• WHAT YOU NEED TO DO
Say how many lines of the material below contain the word "chocolat", with no other words.

• ITEMS
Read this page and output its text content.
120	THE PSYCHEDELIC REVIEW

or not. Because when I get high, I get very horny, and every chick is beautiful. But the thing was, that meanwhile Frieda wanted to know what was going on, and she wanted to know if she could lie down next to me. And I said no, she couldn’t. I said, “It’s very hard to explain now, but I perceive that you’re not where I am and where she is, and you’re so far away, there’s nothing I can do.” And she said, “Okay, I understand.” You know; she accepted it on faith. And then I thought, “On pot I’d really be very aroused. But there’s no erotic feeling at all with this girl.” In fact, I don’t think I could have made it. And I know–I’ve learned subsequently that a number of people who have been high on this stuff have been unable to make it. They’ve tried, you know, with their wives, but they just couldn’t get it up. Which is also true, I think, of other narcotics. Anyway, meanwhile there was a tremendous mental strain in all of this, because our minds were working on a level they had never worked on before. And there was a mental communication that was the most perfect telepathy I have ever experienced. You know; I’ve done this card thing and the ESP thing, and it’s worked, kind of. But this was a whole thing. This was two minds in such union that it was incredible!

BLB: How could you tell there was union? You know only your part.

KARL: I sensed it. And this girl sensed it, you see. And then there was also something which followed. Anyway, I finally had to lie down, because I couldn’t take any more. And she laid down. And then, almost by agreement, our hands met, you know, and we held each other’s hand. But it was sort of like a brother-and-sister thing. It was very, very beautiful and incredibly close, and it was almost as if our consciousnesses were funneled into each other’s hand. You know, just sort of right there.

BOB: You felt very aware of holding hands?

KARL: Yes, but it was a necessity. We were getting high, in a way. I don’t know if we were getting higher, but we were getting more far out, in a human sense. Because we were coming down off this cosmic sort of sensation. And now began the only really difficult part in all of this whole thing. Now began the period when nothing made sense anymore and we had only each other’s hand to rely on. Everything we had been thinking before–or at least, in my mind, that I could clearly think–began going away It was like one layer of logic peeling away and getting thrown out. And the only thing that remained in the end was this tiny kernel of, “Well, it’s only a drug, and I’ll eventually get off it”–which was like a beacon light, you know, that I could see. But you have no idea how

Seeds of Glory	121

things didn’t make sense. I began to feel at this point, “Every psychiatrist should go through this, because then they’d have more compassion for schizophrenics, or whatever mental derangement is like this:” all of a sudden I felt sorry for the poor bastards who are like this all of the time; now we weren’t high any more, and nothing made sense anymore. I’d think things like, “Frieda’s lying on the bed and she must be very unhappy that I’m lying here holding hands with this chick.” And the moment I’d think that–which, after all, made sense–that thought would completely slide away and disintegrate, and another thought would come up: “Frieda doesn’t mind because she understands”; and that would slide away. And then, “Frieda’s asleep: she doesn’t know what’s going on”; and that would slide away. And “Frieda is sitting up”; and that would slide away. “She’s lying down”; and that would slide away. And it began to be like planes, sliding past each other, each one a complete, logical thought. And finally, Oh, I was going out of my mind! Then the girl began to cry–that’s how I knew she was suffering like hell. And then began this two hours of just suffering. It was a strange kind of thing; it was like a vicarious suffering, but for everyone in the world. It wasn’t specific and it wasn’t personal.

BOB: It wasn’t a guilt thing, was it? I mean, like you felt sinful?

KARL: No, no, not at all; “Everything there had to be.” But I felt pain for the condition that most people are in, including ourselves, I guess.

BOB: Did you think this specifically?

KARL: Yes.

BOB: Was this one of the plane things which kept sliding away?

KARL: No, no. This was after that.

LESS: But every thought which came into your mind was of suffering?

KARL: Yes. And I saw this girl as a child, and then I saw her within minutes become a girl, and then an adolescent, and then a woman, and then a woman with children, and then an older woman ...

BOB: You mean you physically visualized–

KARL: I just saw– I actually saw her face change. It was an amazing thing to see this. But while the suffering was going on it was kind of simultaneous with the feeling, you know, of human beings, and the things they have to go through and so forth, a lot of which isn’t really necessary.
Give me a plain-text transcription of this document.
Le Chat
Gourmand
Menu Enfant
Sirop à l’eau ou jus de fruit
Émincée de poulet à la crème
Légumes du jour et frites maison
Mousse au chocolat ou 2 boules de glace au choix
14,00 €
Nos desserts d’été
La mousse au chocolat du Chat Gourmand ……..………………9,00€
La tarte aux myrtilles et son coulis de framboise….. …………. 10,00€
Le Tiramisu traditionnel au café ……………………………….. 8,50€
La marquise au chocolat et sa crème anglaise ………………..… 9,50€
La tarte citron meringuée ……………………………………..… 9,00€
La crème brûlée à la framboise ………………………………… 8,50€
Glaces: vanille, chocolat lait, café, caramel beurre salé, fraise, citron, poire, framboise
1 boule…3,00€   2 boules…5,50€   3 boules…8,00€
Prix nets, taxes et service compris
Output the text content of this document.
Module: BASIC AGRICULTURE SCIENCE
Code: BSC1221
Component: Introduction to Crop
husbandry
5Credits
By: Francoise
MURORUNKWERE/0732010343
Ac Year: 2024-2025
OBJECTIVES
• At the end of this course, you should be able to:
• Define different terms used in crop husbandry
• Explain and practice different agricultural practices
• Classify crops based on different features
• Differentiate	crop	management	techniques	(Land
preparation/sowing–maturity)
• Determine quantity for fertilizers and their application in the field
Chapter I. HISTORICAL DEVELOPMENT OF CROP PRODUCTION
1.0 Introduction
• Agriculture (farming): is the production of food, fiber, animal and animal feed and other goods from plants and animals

• CORRECT ANSWER
4